Will you give every entry again exactly as it stands?
>> Begin Material shown
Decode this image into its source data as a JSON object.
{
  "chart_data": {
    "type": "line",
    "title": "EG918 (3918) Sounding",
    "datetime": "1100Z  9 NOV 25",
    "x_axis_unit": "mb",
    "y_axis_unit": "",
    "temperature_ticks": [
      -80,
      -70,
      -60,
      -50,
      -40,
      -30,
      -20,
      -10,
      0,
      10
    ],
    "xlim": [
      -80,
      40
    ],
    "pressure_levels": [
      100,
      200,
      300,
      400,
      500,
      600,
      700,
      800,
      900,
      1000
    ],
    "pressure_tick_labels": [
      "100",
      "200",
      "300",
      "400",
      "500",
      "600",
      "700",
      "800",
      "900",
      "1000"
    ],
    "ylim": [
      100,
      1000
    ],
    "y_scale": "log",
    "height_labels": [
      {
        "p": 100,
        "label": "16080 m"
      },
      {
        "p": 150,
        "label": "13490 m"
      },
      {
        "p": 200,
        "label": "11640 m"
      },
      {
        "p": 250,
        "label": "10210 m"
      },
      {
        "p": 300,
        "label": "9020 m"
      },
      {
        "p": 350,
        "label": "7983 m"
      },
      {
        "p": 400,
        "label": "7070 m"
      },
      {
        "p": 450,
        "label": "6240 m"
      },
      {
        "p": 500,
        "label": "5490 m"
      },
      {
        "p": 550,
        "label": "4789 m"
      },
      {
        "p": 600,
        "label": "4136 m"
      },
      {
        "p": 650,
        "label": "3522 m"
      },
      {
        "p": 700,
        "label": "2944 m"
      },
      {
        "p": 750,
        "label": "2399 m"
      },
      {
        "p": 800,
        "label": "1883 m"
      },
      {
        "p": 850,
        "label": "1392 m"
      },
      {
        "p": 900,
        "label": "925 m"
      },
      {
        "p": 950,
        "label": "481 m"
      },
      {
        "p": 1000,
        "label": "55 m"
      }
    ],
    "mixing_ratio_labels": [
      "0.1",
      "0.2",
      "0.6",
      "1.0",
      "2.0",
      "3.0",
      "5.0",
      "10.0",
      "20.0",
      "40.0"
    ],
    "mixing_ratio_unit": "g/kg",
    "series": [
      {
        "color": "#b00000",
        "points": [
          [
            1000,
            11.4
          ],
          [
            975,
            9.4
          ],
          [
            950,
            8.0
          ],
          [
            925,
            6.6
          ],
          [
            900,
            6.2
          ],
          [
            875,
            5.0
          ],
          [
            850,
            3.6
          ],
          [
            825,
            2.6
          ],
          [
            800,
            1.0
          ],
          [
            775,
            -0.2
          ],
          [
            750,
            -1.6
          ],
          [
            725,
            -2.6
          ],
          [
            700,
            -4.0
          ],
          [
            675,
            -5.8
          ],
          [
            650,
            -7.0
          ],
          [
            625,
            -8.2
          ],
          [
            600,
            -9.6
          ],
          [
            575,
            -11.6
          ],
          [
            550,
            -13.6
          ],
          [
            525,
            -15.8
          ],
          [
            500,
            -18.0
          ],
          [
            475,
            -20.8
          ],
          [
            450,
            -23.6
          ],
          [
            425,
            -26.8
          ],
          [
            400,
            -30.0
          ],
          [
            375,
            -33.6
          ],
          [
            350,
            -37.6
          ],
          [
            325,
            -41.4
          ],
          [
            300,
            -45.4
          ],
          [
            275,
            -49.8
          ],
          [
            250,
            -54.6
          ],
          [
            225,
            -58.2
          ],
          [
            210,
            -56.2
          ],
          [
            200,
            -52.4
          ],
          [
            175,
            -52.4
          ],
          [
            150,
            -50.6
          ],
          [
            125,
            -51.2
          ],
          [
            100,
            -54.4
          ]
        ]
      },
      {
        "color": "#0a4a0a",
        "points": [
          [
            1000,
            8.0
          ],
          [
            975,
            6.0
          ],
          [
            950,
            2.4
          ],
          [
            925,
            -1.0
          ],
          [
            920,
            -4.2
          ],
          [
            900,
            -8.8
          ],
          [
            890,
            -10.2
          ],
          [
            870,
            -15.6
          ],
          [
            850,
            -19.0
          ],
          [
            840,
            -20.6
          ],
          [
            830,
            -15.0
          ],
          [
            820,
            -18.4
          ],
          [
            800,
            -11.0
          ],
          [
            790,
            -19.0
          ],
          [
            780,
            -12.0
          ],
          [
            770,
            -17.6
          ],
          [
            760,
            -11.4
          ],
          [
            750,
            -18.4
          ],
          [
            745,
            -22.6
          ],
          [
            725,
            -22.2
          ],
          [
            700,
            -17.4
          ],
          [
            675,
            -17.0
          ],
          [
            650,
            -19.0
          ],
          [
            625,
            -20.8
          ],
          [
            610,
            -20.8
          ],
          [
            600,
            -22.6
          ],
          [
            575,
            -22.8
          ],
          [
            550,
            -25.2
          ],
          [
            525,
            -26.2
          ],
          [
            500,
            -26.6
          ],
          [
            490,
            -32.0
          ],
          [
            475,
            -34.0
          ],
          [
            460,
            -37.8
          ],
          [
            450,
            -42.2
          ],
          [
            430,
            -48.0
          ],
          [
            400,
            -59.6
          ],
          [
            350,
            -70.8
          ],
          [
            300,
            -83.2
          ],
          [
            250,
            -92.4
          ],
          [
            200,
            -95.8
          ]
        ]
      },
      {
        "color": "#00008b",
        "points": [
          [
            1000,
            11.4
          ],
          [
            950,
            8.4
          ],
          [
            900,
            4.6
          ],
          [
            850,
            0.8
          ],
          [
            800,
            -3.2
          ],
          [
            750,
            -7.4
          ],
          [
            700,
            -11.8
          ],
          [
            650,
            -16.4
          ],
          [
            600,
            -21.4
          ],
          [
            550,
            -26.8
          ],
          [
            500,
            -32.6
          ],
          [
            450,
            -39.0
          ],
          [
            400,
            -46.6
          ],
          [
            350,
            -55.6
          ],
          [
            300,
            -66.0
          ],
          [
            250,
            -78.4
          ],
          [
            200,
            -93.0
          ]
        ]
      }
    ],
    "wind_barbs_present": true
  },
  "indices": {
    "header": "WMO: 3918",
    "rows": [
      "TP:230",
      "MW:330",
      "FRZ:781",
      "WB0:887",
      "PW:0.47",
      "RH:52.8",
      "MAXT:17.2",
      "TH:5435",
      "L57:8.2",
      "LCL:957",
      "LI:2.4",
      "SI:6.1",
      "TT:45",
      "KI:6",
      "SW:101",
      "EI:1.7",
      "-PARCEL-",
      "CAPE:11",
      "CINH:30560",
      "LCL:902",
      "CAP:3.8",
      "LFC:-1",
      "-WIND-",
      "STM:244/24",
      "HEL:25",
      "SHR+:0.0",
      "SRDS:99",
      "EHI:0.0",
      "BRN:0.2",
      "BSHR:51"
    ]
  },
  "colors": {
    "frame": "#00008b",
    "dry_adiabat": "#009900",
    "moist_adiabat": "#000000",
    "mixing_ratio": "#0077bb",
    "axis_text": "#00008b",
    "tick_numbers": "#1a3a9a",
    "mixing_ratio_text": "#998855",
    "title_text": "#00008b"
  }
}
>> End Material shown
## Solution to this exercise
Decode this image into its source data as a JSON object.
{
  "chart_data": {
    "type": "line",
    "title": "EG918 (3918) Sounding",
    "datetime": "1100Z  9 NOV 25",
    "x_axis_unit": "mb",
    "y_axis_unit": "",
    "temperature_ticks": [
      -80,
      -70,
      -60,
      -50,
      -40,
      -30,
      -20,
      -10,
      0,
      10
    ],
    "xlim": [
      -80,
      40
    ],
    "pressure_levels": [
      100,
      200,
      300,
      400,
      500,
      600,
      700,
      800,
      900,
      1000
    ],
    "pressure_tick_labels": [
      "100",
      "200",
      "300",
      "400",
      "500",
      "600",
      "700",
      "800",
      "900",
      "1000"
    ],
    "ylim": [
      100,
      1000
    ],
    "y_scale": "log",
    "height_labels": [
      {
        "p": 100,
        "label": "16080 m"
      },
      {
        "p": 150,
        "label": "13490 m"
      },
      {
        "p": 200,
        "label": "11640 m"
      },
      {
        "p": 250,
        "label": "10210 m"
      },
      {
        "p": 300,
        "label": "9020 m"
      },
      {
        "p": 350,
        "label": "7983 m"
      },
      {
        "p": 400,
        "label": "7070 m"
      },
      {
        "p": 450,
        "label": "6240 m"
      },
      {
        "p": 500,
        "label": "5490 m"
      },
      {
        "p": 550,
        "label": "4789 m"
      },
      {
        "p": 600,
        "label": "4136 m"
      },
      {
        "p": 650,
        "label": "3522 m"
      },
      {
        "p": 700,
        "label": "2944 m"
      },
      {
        "p": 750,
        "label": "2399 m"
      },
      {
        "p": 800,
        "label": "1883 m"
      },
      {
        "p": 850,
        "label": "1392 m"
      },
      {
        "p": 900,
        "label": "925 m"
      },
      {
        "p": 950,
        "label": "481 m"
      },
      {
        "p": 1000,
        "label": "55 m"
      }
    ],
    "mixing_ratio_labels": [
      "0.1",
      "0.2",
      "0.6",
      "1.0",
      "2.0",
      "3.0",
      "5.0",
      "10.0",
      "20.0",
      "40.0"
    ],
    "mixing_ratio_unit": "g/kg",
    "series": [
      {
        "color": "#b00000",
        "points": [
          [
            1000,
            11.4
          ],
          [
            975,
            9.4
          ],
          [
            950,
            8.0
          ],
          [
            925,
            6.6
          ],
          [
            900,
            6.2
          ],
          [
            875,
            5.0
          ],
          [
            850,
            3.6
          ],
          [
            825,
            2.6
          ],
          [
            800,
            1.0
          ],
          [
            775,
            -0.2
          ],
          [
            750,
            -1.6
          ],
          [
            725,
            -2.6
          ],
          [
            700,
            -4.0
          ],
          [
            675,
            -5.8
          ],
          [
            650,
            -7.0
          ],
          [
            625,
            -8.2
          ],
          [
            600,
            -9.6
          ],
          [
            575,
            -11.6
          ],
          [
            550,
            -13.6
          ],
          [
            525,
            -15.8
          ],
          [
            500,
            -18.0
          ],
          [
            475,
            -20.8
          ],
          [
            450,
            -23.6
          ],
          [
            425,
            -26.8
          ],
          [
            400,
            -30.0
          ],
          [
            375,
            -33.6
          ],
          [
            350,
            -37.6
          ],
          [
            325,
            -41.4
          ],
          [
            300,
            -45.4
          ],
          [
            275,
            -49.8
          ],
          [
            250,
            -54.6
          ],
          [
            225,
            -58.2
          ],
          [
            210,
            -56.2
          ],
          [
            200,
            -52.4
          ],
          [
            175,
            -52.4
          ],
          [
            150,
            -50.6
          ],
          [
            125,
            -51.2
          ],
          [
            100,
            -54.4
          ]
        ]
      },
      {
        "color": "#0a4a0a",
        "points": [
          [
            1000,
            8.0
          ],
          [
            975,
            6.0
          ],
          [
            950,
            2.4
          ],
          [
            925,
            -1.0
          ],
          [
            920,
            -4.2
          ],
          [
            900,
            -8.8
          ],
          [
            890,
            -10.2
          ],
          [
            870,
            -15.6
          ],
          [
            850,
            -19.0
          ],
          [
            840,
            -20.6
          ],
          [
            830,
            -15.0
          ],
          [
            820,
            -18.4
          ],
          [
            800,
            -11.0
          ],
          [
            790,
            -19.0
          ],
          [
            780,
            -12.0
          ],
          [
            770,
            -17.6
          ],
          [
            760,
            -11.4
          ],
          [
            750,
            -18.4
          ],
          [
            745,
            -22.6
          ],
          [
            725,
            -22.2
          ],
          [
            700,
            -17.4
          ],
          [
            675,
            -17.0
          ],
          [
            650,
            -19.0
          ],
          [
            625,
            -20.8
          ],
          [
            610,
            -20.8
          ],
          [
            600,
            -22.6
          ],
          [
            575,
            -22.8
          ],
          [
            550,
            -25.2
          ],
          [
            525,
            -26.2
          ],
          [
            500,
            -26.6
          ],
          [
            490,
            -32.0
          ],
          [
            475,
            -34.0
          ],
          [
            460,
            -37.8
          ],
          [
            450,
            -42.2
          ],
          [
            430,
            -48.0
          ],
          [
            400,
            -59.6
          ],
          [
            350,
            -70.8
          ],
          [
            300,
            -83.2
          ],
          [
            250,
            -92.4
          ],
          [
            200,
            -95.8
          ]
        ]
      },
      {
        "color": "#00008b",
        "points": [
          [
            1000,
            11.4
          ],
          [
            950,
            8.4
          ],
          [
            900,
            4.6
          ],
          [
            850,
            0.8
          ],
          [
            800,
            -3.2
          ],
          [
            750,
            -7.4
          ],
          [
            700,
            -11.8
          ],
          [
            650,
            -16.4
          ],
          [
            600,
            -21.4
          ],
          [
            550,
            -26.8
          ],
          [
            500,
            -32.6
          ],
          [
            450,
            -39.0
          ],
          [
            400,
            -46.6
          ],
          [
            350,
            -55.6
          ],
          [
            300,
            -66.0
          ],
          [
            250,
            -78.4
          ],
          [
            200,
            -93.0
          ]
        ]
      }
    ],
    "wind_barbs_present": true
  },
  "indices": {
    "header": "WMO: 3918",
    "rows": [
      "TP:230",
      "MW:330",
      "FRZ:781",
      "WB0:887",
      "PW:0.47",
      "RH:52.8",
      "MAXT:17.2",
      "TH:5435",
      "L57:8.2",
      "LCL:957",
      "LI:2.4",
      "SI:6.1",
      "TT:45",
      "KI:6",
      "SW:101",
      "EI:1.7",
      "-PARCEL-",
      "CAPE:11",
      "CINH:30560",
      "LCL:902",
      "CAP:3.8",
      "LFC:-1",
      "-WIND-",
      "STM:244/24",
      "HEL:25",
      "SHR+:0.0",
      "SRDS:99",
      "EHI:0.0",
      "BRN:0.2",
      "BSHR:51"
    ]
  },
  "colors": {
    "frame": "#00008b",
    "dry_adiabat": "#009900",
    "moist_adiabat": "#000000",
    "mixing_ratio": "#0077bb",
    "axis_text": "#00008b",
    "tick_numbers": "#1a3a9a",
    "mixing_ratio_text": "#998855",
    "title_text": "#00008b"
  }
}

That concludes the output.